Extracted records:

§

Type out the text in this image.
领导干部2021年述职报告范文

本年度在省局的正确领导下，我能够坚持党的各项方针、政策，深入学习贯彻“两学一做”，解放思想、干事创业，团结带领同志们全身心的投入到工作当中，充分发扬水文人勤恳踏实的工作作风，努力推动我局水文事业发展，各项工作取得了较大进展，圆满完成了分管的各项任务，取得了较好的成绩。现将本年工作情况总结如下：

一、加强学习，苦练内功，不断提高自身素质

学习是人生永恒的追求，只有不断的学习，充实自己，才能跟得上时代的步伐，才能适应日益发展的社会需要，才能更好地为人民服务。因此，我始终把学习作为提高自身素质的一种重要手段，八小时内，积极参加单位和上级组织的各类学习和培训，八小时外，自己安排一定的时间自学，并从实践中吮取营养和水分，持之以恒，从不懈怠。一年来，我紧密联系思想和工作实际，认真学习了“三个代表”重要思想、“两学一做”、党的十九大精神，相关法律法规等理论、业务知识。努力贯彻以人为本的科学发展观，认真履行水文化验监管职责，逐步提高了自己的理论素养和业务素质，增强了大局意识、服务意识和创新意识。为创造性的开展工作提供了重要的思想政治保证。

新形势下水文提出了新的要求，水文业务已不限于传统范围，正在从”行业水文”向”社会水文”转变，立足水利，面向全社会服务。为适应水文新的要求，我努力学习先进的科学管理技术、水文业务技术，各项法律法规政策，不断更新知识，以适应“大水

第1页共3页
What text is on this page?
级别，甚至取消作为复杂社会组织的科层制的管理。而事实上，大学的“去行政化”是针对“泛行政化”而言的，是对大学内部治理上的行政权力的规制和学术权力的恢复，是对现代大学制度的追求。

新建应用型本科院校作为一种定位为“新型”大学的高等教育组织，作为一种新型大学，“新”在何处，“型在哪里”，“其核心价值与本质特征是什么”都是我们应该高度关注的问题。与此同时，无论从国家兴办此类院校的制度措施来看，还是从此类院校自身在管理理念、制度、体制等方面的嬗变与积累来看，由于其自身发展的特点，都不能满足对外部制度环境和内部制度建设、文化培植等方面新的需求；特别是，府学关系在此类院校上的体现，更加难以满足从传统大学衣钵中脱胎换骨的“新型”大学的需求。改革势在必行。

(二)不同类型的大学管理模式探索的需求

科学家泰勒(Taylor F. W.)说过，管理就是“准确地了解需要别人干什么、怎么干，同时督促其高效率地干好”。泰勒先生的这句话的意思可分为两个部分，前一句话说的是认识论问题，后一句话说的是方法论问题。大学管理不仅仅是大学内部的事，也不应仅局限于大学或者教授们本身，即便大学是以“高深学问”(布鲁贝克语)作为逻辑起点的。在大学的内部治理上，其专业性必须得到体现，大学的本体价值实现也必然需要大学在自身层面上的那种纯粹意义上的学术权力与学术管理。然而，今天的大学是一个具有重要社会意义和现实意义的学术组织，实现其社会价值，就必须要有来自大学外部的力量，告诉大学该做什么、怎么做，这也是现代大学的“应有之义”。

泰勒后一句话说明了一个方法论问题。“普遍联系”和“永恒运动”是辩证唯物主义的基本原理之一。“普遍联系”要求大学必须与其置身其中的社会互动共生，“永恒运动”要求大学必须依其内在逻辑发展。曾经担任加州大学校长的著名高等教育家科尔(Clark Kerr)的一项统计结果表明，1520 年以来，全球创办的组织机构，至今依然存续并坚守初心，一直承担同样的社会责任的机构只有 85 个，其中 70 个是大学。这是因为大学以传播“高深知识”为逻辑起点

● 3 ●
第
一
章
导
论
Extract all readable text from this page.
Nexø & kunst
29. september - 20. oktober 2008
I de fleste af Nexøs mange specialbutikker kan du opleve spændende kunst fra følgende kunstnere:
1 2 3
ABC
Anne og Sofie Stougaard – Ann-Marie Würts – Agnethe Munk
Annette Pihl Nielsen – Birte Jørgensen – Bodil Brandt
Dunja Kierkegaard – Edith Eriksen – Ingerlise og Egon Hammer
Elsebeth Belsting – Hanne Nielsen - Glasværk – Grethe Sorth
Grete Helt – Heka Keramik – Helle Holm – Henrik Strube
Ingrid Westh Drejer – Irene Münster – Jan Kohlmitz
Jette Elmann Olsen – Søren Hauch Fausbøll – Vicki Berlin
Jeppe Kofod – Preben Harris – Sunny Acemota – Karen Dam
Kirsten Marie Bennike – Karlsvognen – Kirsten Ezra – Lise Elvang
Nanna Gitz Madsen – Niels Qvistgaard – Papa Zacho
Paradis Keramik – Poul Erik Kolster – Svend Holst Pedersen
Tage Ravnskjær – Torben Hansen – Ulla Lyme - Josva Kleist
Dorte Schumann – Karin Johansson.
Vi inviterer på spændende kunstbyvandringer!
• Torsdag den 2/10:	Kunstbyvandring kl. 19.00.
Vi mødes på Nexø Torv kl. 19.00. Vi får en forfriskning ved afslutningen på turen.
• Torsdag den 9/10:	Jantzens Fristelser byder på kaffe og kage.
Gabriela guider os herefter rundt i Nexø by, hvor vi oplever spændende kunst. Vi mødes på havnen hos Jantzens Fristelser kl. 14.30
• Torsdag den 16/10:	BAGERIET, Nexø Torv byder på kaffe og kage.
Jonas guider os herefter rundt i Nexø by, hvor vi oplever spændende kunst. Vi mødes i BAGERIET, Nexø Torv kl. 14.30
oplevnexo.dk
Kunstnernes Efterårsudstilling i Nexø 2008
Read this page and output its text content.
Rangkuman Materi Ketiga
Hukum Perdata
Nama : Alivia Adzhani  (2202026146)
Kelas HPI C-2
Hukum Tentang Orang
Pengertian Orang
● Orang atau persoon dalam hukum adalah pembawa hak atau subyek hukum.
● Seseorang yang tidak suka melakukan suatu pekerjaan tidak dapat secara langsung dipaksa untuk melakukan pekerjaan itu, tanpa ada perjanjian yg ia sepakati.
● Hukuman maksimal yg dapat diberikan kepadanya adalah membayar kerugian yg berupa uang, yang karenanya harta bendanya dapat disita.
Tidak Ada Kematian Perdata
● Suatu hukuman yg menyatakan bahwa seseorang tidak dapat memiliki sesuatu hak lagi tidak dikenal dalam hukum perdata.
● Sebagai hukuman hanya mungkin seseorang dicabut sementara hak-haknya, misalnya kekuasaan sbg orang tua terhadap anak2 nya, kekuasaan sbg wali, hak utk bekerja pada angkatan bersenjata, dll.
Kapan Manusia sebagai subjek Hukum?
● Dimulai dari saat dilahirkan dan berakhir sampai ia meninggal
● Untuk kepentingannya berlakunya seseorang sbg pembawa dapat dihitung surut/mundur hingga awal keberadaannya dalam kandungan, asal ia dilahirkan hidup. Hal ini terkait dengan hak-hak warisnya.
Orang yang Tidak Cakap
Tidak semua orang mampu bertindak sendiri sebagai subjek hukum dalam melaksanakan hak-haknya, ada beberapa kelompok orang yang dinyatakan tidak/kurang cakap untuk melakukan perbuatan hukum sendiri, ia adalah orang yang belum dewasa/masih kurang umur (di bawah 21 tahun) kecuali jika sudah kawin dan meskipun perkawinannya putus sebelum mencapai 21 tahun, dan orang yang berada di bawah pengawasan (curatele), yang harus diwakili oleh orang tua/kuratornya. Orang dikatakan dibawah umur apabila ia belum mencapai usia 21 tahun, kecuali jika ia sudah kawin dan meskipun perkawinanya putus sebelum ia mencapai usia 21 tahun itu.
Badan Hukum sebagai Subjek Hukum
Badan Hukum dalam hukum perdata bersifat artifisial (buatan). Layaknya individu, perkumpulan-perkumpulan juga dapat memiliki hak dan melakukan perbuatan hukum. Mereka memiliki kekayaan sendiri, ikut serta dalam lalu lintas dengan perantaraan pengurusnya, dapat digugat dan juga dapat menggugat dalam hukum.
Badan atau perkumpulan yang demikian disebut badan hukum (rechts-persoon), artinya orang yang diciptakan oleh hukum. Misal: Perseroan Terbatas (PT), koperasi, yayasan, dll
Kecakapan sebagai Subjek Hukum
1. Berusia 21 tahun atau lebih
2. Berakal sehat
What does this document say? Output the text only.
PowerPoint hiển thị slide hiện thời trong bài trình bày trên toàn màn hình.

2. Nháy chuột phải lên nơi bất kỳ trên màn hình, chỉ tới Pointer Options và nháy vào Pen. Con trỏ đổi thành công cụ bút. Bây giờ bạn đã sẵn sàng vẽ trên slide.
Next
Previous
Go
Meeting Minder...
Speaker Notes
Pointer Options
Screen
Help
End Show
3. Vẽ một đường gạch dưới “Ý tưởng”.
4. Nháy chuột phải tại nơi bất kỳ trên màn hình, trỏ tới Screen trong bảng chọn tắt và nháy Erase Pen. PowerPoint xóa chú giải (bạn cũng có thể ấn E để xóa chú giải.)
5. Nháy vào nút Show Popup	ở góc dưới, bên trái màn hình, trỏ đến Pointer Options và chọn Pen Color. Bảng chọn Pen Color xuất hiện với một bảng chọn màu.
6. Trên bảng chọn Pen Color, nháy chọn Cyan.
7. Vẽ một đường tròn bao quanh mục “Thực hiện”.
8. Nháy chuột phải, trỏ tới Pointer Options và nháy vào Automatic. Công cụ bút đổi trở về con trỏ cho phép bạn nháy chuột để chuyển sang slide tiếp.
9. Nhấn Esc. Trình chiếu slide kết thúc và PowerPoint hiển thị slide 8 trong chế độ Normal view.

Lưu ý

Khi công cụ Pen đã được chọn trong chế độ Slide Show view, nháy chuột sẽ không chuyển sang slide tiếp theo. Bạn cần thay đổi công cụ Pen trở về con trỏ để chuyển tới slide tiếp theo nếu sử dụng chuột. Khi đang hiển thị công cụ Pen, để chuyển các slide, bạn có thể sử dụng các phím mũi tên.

§

§ **GIVEN PROBLEM**: Each line containing the word "herefter" counts once; report the total alone.

§ **OUTPUT OF THE TASK**: 2